Collected data:
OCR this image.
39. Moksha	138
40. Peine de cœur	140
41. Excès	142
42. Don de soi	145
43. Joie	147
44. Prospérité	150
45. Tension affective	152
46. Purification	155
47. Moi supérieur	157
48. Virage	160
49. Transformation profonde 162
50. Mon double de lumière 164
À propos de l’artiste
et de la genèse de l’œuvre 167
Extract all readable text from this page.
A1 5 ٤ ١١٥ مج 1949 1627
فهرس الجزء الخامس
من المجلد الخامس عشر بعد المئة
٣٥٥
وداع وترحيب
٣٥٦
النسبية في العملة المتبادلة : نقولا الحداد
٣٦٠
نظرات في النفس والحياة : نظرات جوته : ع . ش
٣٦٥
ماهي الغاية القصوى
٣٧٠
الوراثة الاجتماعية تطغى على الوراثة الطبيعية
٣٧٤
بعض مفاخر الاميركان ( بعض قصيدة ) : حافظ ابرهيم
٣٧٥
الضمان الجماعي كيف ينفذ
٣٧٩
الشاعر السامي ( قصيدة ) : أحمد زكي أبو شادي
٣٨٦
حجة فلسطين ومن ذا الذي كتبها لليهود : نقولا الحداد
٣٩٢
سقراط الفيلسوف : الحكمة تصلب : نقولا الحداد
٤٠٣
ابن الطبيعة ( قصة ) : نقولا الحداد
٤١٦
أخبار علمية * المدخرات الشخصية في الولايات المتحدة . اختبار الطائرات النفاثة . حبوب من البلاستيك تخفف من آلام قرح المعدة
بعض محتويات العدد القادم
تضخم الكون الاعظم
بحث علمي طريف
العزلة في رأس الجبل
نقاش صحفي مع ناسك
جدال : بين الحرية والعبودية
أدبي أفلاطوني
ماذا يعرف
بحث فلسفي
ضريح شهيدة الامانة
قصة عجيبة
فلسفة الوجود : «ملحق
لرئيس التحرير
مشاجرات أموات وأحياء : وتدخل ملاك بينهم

Required task ▸ Where does the word "نقولا" appear? Return each line that holds it.

Reply to the exercise ▸
النسبية في العملة المتبادلة : نقولا الحداد
حجة فلسطين ومن ذا الذي كتبها لليهود : نقولا الحداد
سقراط الفيلسوف : الحكمة تصلب : نقولا الحداد
ابن الطبيعة ( قصة ) : نقولا الحداد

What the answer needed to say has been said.